## Data supplied
════════
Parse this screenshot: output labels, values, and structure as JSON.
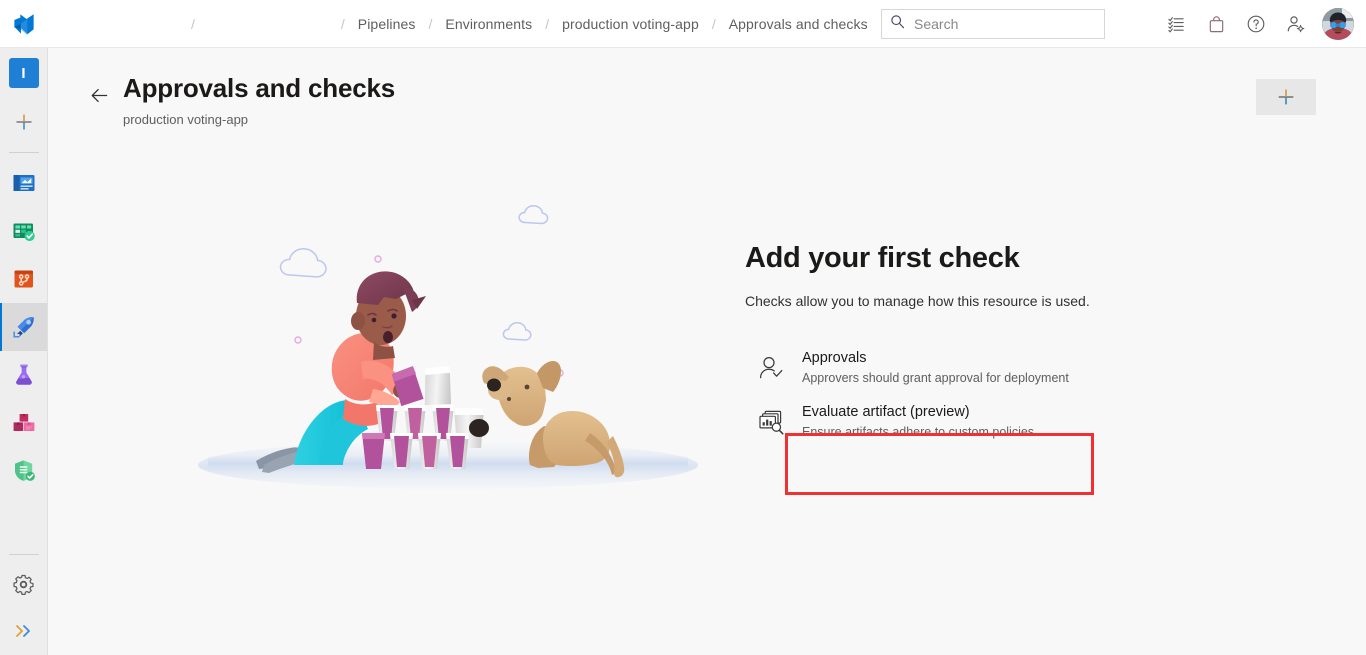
{
  "header": {
    "logo_icon": "azure-devops-logo",
    "breadcrumb": [
      {
        "label": "",
        "redacted": true
      },
      {
        "label": "",
        "redacted": true
      },
      {
        "label": "Pipelines",
        "redacted": false
      },
      {
        "label": "Environments",
        "redacted": false
      },
      {
        "label": "production voting-app",
        "redacted": false
      },
      {
        "label": "Approvals and checks",
        "redacted": false
      }
    ],
    "separator": "/",
    "search": {
      "placeholder": "Search",
      "icon": "search-icon"
    },
    "actions": [
      {
        "name": "tasks-icon",
        "label": "Tasks"
      },
      {
        "name": "marketplace-bag-icon",
        "label": "Marketplace"
      },
      {
        "name": "help-question-icon",
        "label": "Help"
      },
      {
        "name": "user-settings-icon",
        "label": "User settings"
      }
    ],
    "avatar_label": "Profile"
  },
  "rail": {
    "project_initial": "I",
    "new_label": "New",
    "items": [
      {
        "name": "overview",
        "label": "Overview",
        "selected": false,
        "color": "#2b88d8"
      },
      {
        "name": "boards",
        "label": "Boards",
        "selected": false,
        "color": "#13a10e"
      },
      {
        "name": "repos",
        "label": "Repos",
        "selected": false,
        "color": "#e8511c"
      },
      {
        "name": "pipelines",
        "label": "Pipelines",
        "selected": true,
        "color": "#2564cf"
      },
      {
        "name": "test-plans",
        "label": "Test Plans",
        "selected": false,
        "color": "#8661c5"
      },
      {
        "name": "artifacts",
        "label": "Artifacts",
        "selected": false,
        "color": "#d6336c"
      },
      {
        "name": "advanced-security",
        "label": "Advanced Security",
        "selected": false,
        "color": "#5cc98f"
      }
    ],
    "bottom": [
      {
        "name": "project-settings",
        "label": "Project settings",
        "icon": "gear-icon"
      },
      {
        "name": "expand-rail",
        "label": "Expand",
        "icon": "chevron-double-right-icon"
      }
    ]
  },
  "page": {
    "back_label": "Back",
    "title": "Approvals and checks",
    "subtitle": "production voting-app",
    "add_button_label": "Add",
    "add_button_icon": "plus-icon"
  },
  "empty_state": {
    "heading": "Add your first check",
    "description": "Checks allow you to manage how this resource is used.",
    "illustration": "person-stacking-cups-with-dog",
    "options": [
      {
        "icon": "person-check-icon",
        "title": "Approvals",
        "description": "Approvers should grant approval for deployment",
        "highlighted": false
      },
      {
        "icon": "evaluate-artifact-icon",
        "title": "Evaluate artifact (preview)",
        "description": "Ensure artifacts adhere to custom policies",
        "highlighted": true
      }
    ]
  },
  "colors": {
    "accent": "#0078d4",
    "highlight_box": "#f23030",
    "page_background": "#f8f8f8",
    "rail_background": "#eeeeee"
  }
}
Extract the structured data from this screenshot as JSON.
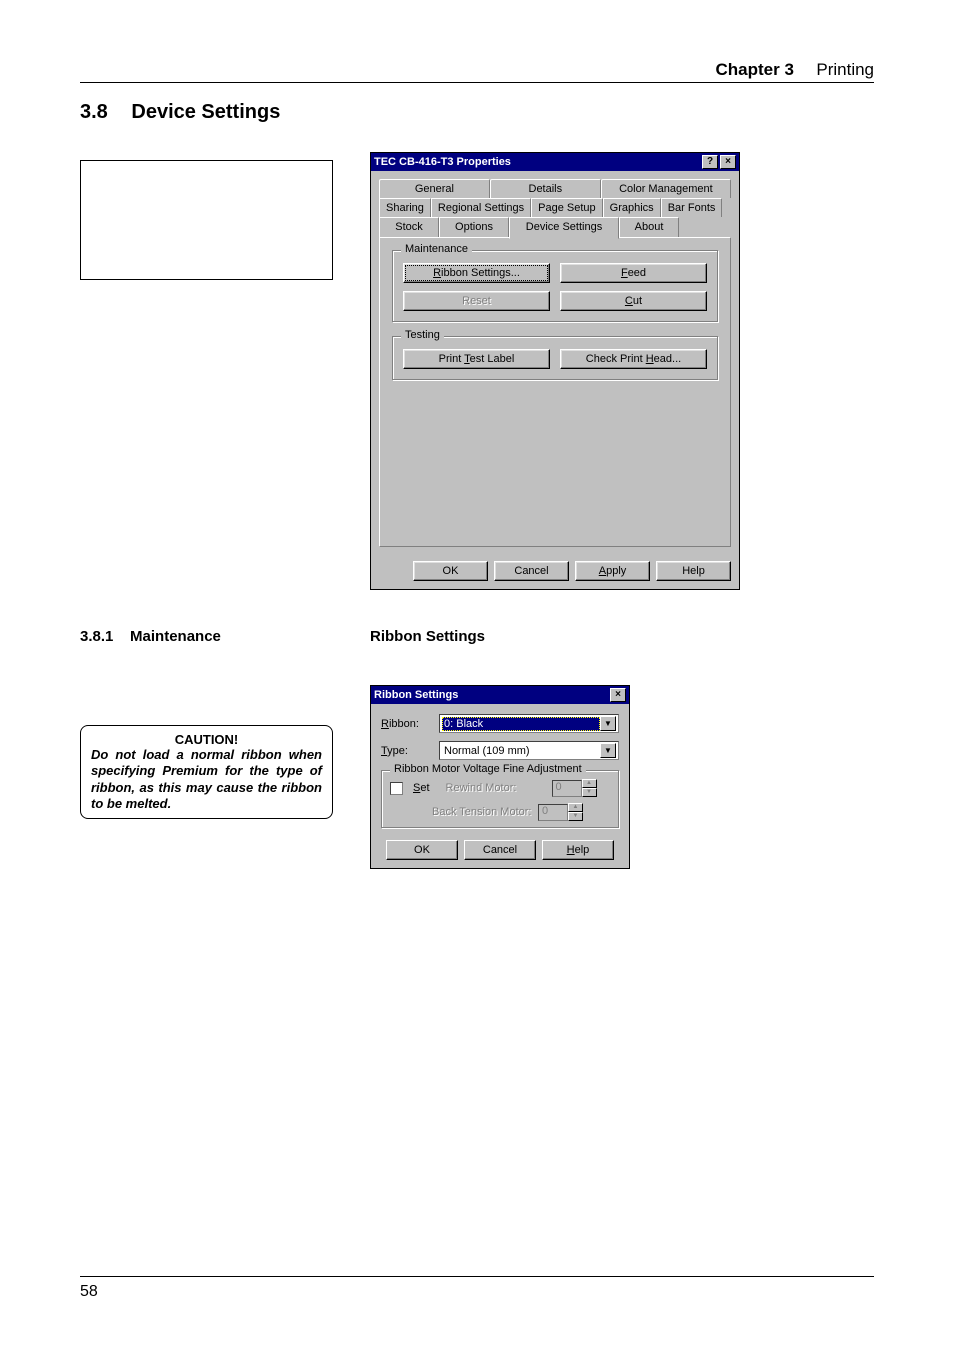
{
  "header": {
    "chapter": "Chapter 3",
    "title": "Printing"
  },
  "section": {
    "num": "3.8",
    "title": "Device Settings"
  },
  "dialog1": {
    "title": "TEC CB-416-T3 Properties",
    "help_btn": "?",
    "close_btn": "×",
    "tabs_row1": [
      "General",
      "Details",
      "Color Management"
    ],
    "tabs_row2": [
      "Sharing",
      "Regional Settings",
      "Page Setup",
      "Graphics",
      "Bar Fonts"
    ],
    "tabs_row3": [
      "Stock",
      "Options",
      "Device Settings",
      "About"
    ],
    "active_tab": "Device Settings",
    "maintenance": {
      "legend": "Maintenance",
      "ribbon": "Ribbon Settings...",
      "feed": "Feed",
      "reset": "Reset",
      "cut": "Cut"
    },
    "testing": {
      "legend": "Testing",
      "print": "Print Test Label",
      "check": "Check Print Head..."
    },
    "buttons": {
      "ok": "OK",
      "cancel": "Cancel",
      "apply": "Apply",
      "help": "Help"
    }
  },
  "subsection": {
    "num": "3.8.1",
    "left": "Maintenance",
    "right": "Ribbon Settings"
  },
  "dialog2": {
    "title": "Ribbon Settings",
    "close_btn": "×",
    "ribbon_label": "Ribbon:",
    "ribbon_value": "0: Black",
    "type_label": "Type:",
    "type_value": "Normal (109 mm)",
    "adjust_legend": "Ribbon Motor Voltage Fine Adjustment",
    "set": "Set",
    "rewind": "Rewind Motor:",
    "rewind_val": "0",
    "back": "Back Tension Motor:",
    "back_val": "0",
    "ok": "OK",
    "cancel": "Cancel",
    "help": "Help"
  },
  "caution": {
    "title": "CAUTION!",
    "text": "Do not load a normal ribbon when specifying Premium for the type of ribbon, as this may cause the ribbon to be melted."
  },
  "footer": {
    "pagenum": "58"
  }
}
════════
## Requirements
In the lines above, locate the string "Device". Copy every line where it occurs.

## Answer below
    "title": "Device Settings"
      "Device Settings",
    "active_tab": "Device Settings",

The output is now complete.